**The input:**
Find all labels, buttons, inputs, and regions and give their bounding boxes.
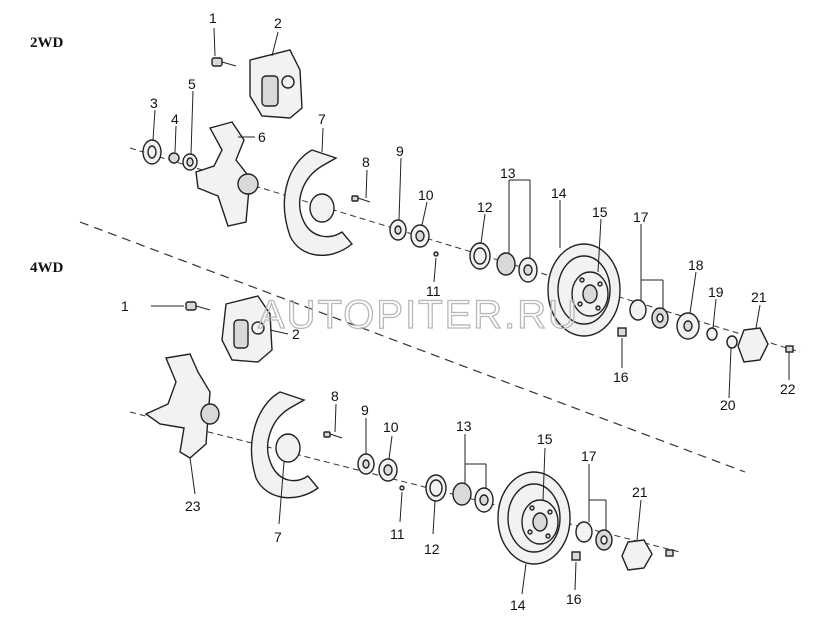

---

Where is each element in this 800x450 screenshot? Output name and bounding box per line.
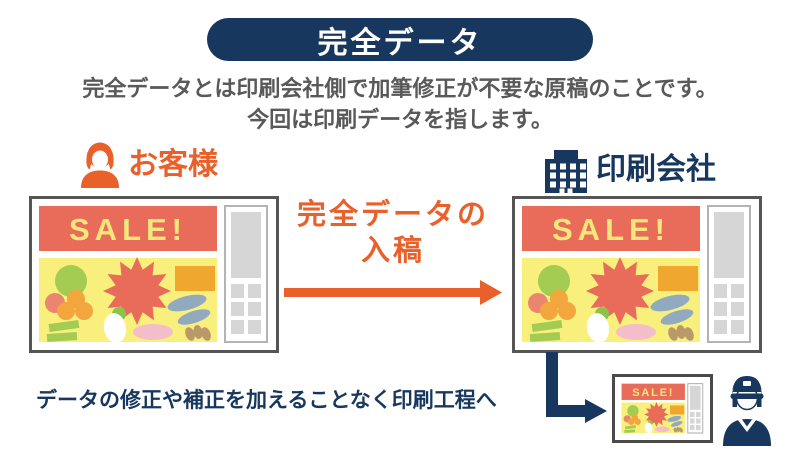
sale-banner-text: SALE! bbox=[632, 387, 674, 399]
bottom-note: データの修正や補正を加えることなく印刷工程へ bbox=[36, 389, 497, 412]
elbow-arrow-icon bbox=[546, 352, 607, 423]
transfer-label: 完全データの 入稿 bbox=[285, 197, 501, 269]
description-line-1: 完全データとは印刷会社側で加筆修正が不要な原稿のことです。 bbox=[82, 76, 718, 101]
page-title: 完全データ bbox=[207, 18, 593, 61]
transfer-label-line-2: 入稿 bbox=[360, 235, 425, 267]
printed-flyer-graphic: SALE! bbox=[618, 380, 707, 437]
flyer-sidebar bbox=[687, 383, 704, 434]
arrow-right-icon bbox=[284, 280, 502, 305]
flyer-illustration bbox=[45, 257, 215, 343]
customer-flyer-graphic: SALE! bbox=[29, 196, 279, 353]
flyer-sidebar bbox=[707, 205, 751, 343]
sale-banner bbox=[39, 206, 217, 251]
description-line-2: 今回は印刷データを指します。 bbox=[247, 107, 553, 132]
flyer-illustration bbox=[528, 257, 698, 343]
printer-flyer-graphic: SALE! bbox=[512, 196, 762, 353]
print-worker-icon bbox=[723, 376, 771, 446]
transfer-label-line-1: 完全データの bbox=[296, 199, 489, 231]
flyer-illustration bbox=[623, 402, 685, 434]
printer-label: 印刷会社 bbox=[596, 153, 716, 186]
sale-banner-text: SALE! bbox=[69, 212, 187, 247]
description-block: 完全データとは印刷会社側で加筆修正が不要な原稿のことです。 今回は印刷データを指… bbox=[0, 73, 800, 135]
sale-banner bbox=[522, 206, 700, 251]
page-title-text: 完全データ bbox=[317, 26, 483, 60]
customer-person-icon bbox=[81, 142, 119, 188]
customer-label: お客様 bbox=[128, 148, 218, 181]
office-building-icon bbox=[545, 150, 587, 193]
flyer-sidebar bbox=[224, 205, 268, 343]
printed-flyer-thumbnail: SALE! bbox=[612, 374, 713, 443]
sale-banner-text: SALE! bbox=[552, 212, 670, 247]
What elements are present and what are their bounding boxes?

**What you are asked to do:**
Express the listing as a JSON list of strings, with one string per line and blank lines left out. Begin at the line that has "Where is each", stop after the line that has "sale-banner-text: SALE! bbox=[552, 212, 670, 247]", and omit the pictures.

**Answer below:**
[
  "Where is each element in this 800x450 screenshot? Output name and bounding box per line.",
  "sale-banner-text: SALE! bbox=[632, 387, 674, 399]",
  "bottom-note: データの修正や補正を加えることなく印刷工程へ bbox=[36, 389, 497, 412]",
  "elbow-arrow-icon bbox=[546, 352, 607, 423]",
  "transfer-label: 完全データの 入稿 bbox=[285, 197, 501, 269]",
  "description-line-1: 完全データとは印刷会社側で加筆修正が不要な原稿のことです。 bbox=[82, 76, 718, 101]",
  "page-title: 完全データ bbox=[207, 18, 593, 61]",
  "transfer-label-line-2: 入稿 bbox=[360, 235, 425, 267]",
  "printed-flyer-graphic: SALE! bbox=[618, 380, 707, 437]",
  "flyer-sidebar bbox=[687, 383, 704, 434]",
  "arrow-right-icon bbox=[284, 280, 502, 305]",
  "flyer-illustration bbox=[45, 257, 215, 343]",
  "customer-flyer-graphic: SALE! bbox=[29, 196, 279, 353]",
  "flyer-sidebar bbox=[707, 205, 751, 343]",
  "sale-banner bbox=[39, 206, 217, 251]",
  "description-line-2: 今回は印刷データを指します。 bbox=[247, 107, 553, 132]",
  "flyer-illustration bbox=[528, 257, 698, 343]",
  "printer-flyer-graphic: SALE! bbox=[512, 196, 762, 353]",
  "print-worker-icon bbox=[723, 376, 771, 446]",
  "transfer-label-line-1: 完全データの bbox=[296, 199, 489, 231]",
  "flyer-illustration bbox=[623, 402, 685, 434]",
  "printer-label: 印刷会社 bbox=[596, 153, 716, 186]",
  "sale-banner-text: SALE! bbox=[69, 212, 187, 247]",
  "description-block: 完全データとは印刷会社側で加筆修正が不要な原稿のことです。 今回は印刷データを指… bbox=[0, 73, 800, 135]",
  "sale-banner bbox=[522, 206, 700, 251]",
  "page-title-text: 完全データ bbox=[317, 26, 483, 60]",
  "customer-person-icon bbox=[81, 142, 119, 188]",
  "customer-label: お客様 bbox=[128, 148, 218, 181]",
  "office-building-icon bbox=[545, 150, 587, 193]",
  "flyer-sidebar bbox=[224, 205, 268, 343]",
  "printed-flyer-thumbnail: SALE! bbox=[612, 374, 713, 443]",
  "sale-banner-text: SALE! bbox=[552, 212, 670, 247]"
]